**What you need to do**
(a) Using the details on the Monographs of the Society for Research in Child Development, answer each question on its own line:
(i) Who is listed as editor?
(ii) Which publisher issues the journal, and on whose behalf?
(iii) What is the journal's print ISSN?
(b) Could you pick up the details on the Monographs of the Society for Research in Child Development from where they stop and carry them further?

**Excerpted text**
□ □ □ □ □

Monographs of the Society for Research in Child Development
- Discipline: Developmental psychology
- Language: English
- Edited by: Ginger A. Moore

Publication details
- History: 1935-present
- Publisher: Wiley-Blackwell on behalf of the Society for Research in Child Development
- Frequency: Quarterly
- Impact factor: 2.245 (2017)

Standard abbreviations
- ISO 4: Monogr. Soc. Res. Child Dev.

Indexing
- CODEN: MSCDA7
- ISSN: 0037-976X (print) 1540-5834 (web)

□ □ □ □ □

**Information given**

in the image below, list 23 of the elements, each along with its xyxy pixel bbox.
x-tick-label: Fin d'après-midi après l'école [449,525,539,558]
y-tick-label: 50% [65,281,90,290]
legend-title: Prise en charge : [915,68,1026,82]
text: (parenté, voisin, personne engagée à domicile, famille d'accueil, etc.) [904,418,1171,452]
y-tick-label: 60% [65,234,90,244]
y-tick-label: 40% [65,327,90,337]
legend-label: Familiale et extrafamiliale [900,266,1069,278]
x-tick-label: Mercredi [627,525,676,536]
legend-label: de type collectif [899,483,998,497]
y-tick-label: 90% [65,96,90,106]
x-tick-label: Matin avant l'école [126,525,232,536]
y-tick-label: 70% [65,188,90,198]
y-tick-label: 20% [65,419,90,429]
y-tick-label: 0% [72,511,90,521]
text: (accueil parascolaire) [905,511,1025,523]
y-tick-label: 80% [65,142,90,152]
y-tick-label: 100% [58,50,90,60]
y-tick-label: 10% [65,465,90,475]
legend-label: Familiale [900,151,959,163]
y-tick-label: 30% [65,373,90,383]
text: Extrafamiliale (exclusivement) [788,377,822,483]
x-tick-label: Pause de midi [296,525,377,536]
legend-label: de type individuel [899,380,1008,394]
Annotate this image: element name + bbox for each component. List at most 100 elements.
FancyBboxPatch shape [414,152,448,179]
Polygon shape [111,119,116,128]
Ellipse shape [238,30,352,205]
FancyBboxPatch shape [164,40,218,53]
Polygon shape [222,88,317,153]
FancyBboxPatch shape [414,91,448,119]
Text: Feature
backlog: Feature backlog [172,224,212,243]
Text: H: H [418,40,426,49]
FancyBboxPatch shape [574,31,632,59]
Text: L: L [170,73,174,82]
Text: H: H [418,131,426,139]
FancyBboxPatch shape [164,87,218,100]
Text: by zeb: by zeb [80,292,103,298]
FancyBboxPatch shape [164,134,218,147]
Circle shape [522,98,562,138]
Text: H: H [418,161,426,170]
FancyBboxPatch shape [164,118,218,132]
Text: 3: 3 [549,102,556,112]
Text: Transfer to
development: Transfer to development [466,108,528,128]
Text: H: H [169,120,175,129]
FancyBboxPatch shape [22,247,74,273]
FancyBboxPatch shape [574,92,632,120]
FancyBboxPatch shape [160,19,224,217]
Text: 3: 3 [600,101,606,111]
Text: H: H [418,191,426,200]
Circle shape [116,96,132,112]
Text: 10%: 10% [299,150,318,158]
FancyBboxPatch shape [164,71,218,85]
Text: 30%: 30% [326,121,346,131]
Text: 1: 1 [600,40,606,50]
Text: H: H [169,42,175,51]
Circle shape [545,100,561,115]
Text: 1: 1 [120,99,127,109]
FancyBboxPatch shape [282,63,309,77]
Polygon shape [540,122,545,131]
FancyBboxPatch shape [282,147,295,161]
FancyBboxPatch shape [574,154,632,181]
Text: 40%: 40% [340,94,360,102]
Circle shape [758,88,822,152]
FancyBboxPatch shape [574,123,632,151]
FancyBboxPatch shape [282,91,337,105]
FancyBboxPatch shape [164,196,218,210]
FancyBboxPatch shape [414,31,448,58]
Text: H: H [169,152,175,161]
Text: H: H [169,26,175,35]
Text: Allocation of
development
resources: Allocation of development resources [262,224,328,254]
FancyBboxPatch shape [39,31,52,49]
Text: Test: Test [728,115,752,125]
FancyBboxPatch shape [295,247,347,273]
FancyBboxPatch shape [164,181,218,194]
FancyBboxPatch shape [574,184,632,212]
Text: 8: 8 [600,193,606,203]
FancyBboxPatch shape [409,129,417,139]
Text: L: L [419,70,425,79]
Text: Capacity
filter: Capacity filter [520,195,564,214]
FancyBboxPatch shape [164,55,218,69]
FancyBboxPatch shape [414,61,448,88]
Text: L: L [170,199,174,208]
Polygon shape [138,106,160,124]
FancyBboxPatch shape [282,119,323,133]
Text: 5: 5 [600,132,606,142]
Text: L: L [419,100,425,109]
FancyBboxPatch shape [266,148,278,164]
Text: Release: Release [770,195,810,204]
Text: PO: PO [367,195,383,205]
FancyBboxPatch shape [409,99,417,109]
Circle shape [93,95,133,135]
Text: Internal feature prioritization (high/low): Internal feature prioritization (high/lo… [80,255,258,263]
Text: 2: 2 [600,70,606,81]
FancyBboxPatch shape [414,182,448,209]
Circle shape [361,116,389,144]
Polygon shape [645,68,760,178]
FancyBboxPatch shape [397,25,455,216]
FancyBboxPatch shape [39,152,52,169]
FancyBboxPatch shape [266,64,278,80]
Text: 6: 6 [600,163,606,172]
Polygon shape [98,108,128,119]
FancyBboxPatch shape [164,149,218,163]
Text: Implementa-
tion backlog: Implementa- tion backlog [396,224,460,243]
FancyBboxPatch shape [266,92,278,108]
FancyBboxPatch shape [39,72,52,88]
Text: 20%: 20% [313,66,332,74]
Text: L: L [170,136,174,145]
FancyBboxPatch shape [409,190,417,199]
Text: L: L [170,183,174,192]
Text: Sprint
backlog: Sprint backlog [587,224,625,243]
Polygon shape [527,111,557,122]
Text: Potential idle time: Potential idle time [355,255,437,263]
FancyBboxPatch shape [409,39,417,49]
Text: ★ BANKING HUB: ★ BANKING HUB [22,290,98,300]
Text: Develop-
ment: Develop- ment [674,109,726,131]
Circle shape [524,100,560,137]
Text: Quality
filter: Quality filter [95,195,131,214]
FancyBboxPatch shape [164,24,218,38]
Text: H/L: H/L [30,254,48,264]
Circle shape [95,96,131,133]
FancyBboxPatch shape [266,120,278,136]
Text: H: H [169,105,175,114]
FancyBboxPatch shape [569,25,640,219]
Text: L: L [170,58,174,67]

□ □ □ □ □

**Answers**
(a)
(i) Ginger A. Moore
(ii) Wiley-Blackwell, on behalf of the Society for Research in Child Development
(iii) 0037-976X

(b)
- LCCN: e37000123
- OCLC no.: 1554212

Links
- Journal homepage; Online access; Online archive; Journal page at society's website;

= Monographs of the Society for Research in Child Development =

The Monographs of the Society for Research in Child Development is a peer-reviewed academic journal published quarterly by Wiley-Blackwell. It is one of three journals published on behalf of the Society for Research in Child Development. The editor-in-chief is Ginger A. Moore (Pennsylvania State University). Each issue of Monographs contains a report on one single large-scale study or a group of papers on a common theme, often supplemented with an outside commentary.

According to the Journal Citation Reports, the journal has a 2021 impact factor of 7.2, ranking it 10th out of 61 journals in the category "Psychology, Developmental".